Short problem
Copy out each line exactly as it appears.

(Figure collection entries)
________________________________________

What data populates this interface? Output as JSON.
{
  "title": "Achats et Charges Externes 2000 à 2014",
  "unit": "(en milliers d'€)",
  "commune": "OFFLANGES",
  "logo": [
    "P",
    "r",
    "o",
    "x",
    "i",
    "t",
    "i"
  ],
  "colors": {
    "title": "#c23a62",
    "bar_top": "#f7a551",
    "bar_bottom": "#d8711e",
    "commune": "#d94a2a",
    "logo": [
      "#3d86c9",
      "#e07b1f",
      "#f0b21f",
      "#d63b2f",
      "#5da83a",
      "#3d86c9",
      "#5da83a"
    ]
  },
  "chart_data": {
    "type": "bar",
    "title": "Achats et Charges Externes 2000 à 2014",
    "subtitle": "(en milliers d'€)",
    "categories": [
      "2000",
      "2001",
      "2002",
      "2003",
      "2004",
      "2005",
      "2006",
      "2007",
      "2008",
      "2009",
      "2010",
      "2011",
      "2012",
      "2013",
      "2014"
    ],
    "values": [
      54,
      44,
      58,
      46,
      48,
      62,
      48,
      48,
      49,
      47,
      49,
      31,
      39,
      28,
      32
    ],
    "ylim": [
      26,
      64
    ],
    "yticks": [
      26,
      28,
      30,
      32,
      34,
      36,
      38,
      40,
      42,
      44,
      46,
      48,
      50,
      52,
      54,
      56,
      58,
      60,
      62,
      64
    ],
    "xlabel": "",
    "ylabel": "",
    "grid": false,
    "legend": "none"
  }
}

________________________________________

Written reply
What data populates this interface? Output as JSON.
{
  "title": "Achats et Charges Externes 2000 à 2014",
  "unit": "(en milliers d'€)",
  "commune": "OFFLANGES",
  "logo": [
    "P",
    "r",
    "o",
    "x",
    "i",
    "t",
    "i"
  ],
  "colors": {
    "title": "#c23a62",
    "bar_top": "#f7a551",
    "bar_bottom": "#d8711e",
    "commune": "#d94a2a",
    "logo": [
      "#3d86c9",
      "#e07b1f",
      "#f0b21f",
      "#d63b2f",
      "#5da83a",
      "#3d86c9",
      "#5da83a"
    ]
  },
  "chart_data": {
    "type": "bar",
    "title": "Achats et Charges Externes 2000 à 2014",
    "subtitle": "(en milliers d'€)",
    "categories": [
      "2000",
      "2001",
      "2002",
      "2003",
      "2004",
      "2005",
      "2006",
      "2007",
      "2008",
      "2009",
      "2010",
      "2011",
      "2012",
      "2013",
      "2014"
    ],
    "values": [
      54,
      44,
      58,
      46,
      48,
      62,
      48,
      48,
      49,
      47,
      49,
      31,
      39,
      28,
      32
    ],
    "ylim": [
      26,
      64
    ],
    "yticks": [
      26,
      28,
      30,
      32,
      34,
      36,
      38,
      40,
      42,
      44,
      46,
      48,
      50,
      52,
      54,
      56,
      58,
      60,
      62,
      64
    ],
    "xlabel": "",
    "ylabel": "",
    "grid": false,
    "legend": "none"
  }
}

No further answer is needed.